— START DATA SHOWN —

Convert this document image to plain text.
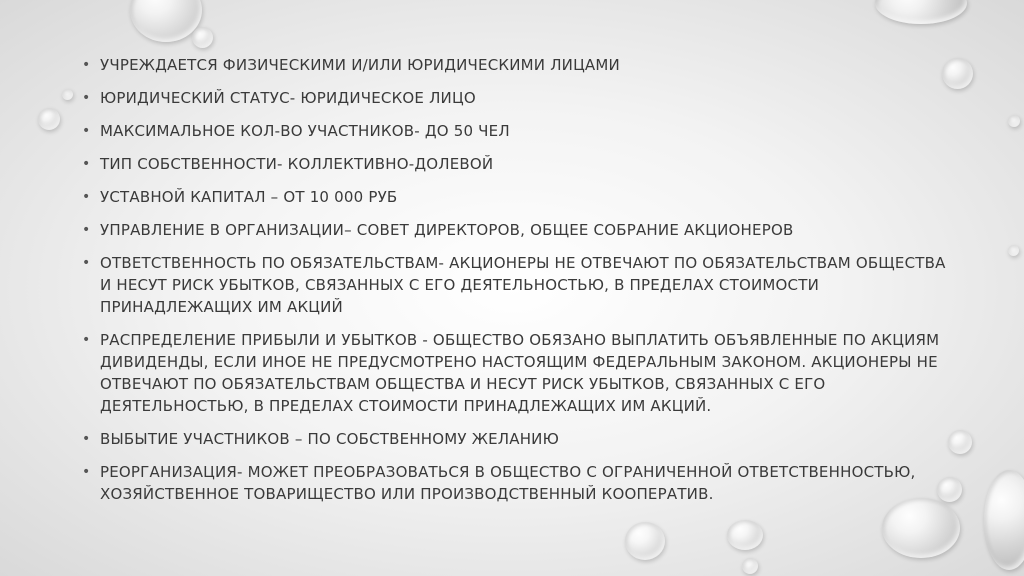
• УЧРЕЖДАЕТСЯ ФИЗИЧЕСКИМИ И/ИЛИ ЮРИДИЧЕСКИМИ ЛИЦАМИ
• ЮРИДИЧЕСКИЙ СТАТУС- ЮРИДИЧЕСКОЕ ЛИЦО
• МАКСИМАЛЬНОЕ КОЛ-ВО УЧАСТНИКОВ- ДО 50 ЧЕЛ
• ТИП СОБСТВЕННОСТИ- КОЛЛЕКТИВНО-ДОЛЕВОЙ
• УСТАВНОЙ КАПИТАЛ – ОТ 10 000 РУБ
• УПРАВЛЕНИЕ В ОРГАНИЗАЦИИ– СОВЕТ ДИРЕКТОРОВ, ОБЩЕЕ СОБРАНИЕ АКЦИОНЕРОВ
• ОТВЕТСТВЕННОСТЬ ПО ОБЯЗАТЕЛЬСТВАМ- АКЦИОНЕРЫ НЕ ОТВЕЧАЮТ ПО ОБЯЗАТЕЛЬСТВАМ ОБЩЕСТВА И НЕСУТ РИСК УБЫТКОВ, СВЯЗАННЫХ С ЕГО ДЕЯТЕЛЬНОСТЬЮ, В ПРЕДЕЛАХ СТОИМОСТИ ПРИНАДЛЕЖАЩИХ ИМ АКЦИЙ
• РАСПРЕДЕЛЕНИЕ ПРИБЫЛИ И УБЫТКОВ - ОБЩЕСТВО ОБЯЗАНО ВЫПЛАТИТЬ ОБЪЯВЛЕННЫЕ ПО АКЦИЯМ ДИВИДЕНДЫ, ЕСЛИ ИНОЕ НЕ ПРЕДУСМОТРЕНО НАСТОЯЩИМ ФЕДЕРАЛЬНЫМ ЗАКОНОМ. АКЦИОНЕРЫ НЕ ОТВЕЧАЮТ ПО ОБЯЗАТЕЛЬСТВАМ ОБЩЕСТВА И НЕСУТ РИСК УБЫТКОВ, СВЯЗАННЫХ С ЕГО ДЕЯТЕЛЬНОСТЬЮ, В ПРЕДЕЛАХ СТОИМОСТИ ПРИНАДЛЕЖАЩИХ ИМ АКЦИЙ.
• ВЫБЫТИЕ УЧАСТНИКОВ – ПО СОБСТВЕННОМУ ЖЕЛАНИЮ
• РЕОРГАНИЗАЦИЯ- МОЖЕТ ПРЕОБРАЗОВАТЬСЯ В ОБЩЕСТВО С ОГРАНИЧЕННОЙ ОТВЕТСТВЕННОСТЬЮ, ХОЗЯЙСТВЕННОЕ ТОВАРИЩЕСТВО ИЛИ ПРОИЗВОДСТВЕННЫЙ КООПЕРАТИВ.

— END DATA SHOWN —

> CHALLENGE:
Working from the material above, transcribe it exactly while omitting pictures.

> REPLY:
Convert this document image to plain text.
• УЧРЕЖДАЕТСЯ ФИЗИЧЕСКИМИ И/ИЛИ ЮРИДИЧЕСКИМИ ЛИЦАМИ
• ЮРИДИЧЕСКИЙ СТАТУС- ЮРИДИЧЕСКОЕ ЛИЦО
• МАКСИМАЛЬНОЕ КОЛ-ВО УЧАСТНИКОВ- ДО 50 ЧЕЛ
• ТИП СОБСТВЕННОСТИ- КОЛЛЕКТИВНО-ДОЛЕВОЙ
• УСТАВНОЙ КАПИТАЛ – ОТ 10 000 РУБ
• УПРАВЛЕНИЕ В ОРГАНИЗАЦИИ– СОВЕТ ДИРЕКТОРОВ, ОБЩЕЕ СОБРАНИЕ АКЦИОНЕРОВ
• ОТВЕТСТВЕННОСТЬ ПО ОБЯЗАТЕЛЬСТВАМ- АКЦИОНЕРЫ НЕ ОТВЕЧАЮТ ПО ОБЯЗАТЕЛЬСТВАМ ОБЩЕСТВА И НЕСУТ РИСК УБЫТКОВ, СВЯЗАННЫХ С ЕГО ДЕЯТЕЛЬНОСТЬЮ, В ПРЕДЕЛАХ СТОИМОСТИ ПРИНАДЛЕЖАЩИХ ИМ АКЦИЙ
• РАСПРЕДЕЛЕНИЕ ПРИБЫЛИ И УБЫТКОВ - ОБЩЕСТВО ОБЯЗАНО ВЫПЛАТИТЬ ОБЪЯВЛЕННЫЕ ПО АКЦИЯМ ДИВИДЕНДЫ, ЕСЛИ ИНОЕ НЕ ПРЕДУСМОТРЕНО НАСТОЯЩИМ ФЕДЕРАЛЬНЫМ ЗАКОНОМ. АКЦИОНЕРЫ НЕ ОТВЕЧАЮТ ПО ОБЯЗАТЕЛЬСТВАМ ОБЩЕСТВА И НЕСУТ РИСК УБЫТКОВ, СВЯЗАННЫХ С ЕГО ДЕЯТЕЛЬНОСТЬЮ, В ПРЕДЕЛАХ СТОИМОСТИ ПРИНАДЛЕЖАЩИХ ИМ АКЦИЙ.
• ВЫБЫТИЕ УЧАСТНИКОВ – ПО СОБСТВЕННОМУ ЖЕЛАНИЮ
• РЕОРГАНИЗАЦИЯ- МОЖЕТ ПРЕОБРАЗОВАТЬСЯ В ОБЩЕСТВО С ОГРАНИЧЕННОЙ ОТВЕТСТВЕННОСТЬЮ, ХОЗЯЙСТВЕННОЕ ТОВАРИЩЕСТВО ИЛИ ПРОИЗВОДСТВЕННЫЙ КООПЕРАТИВ.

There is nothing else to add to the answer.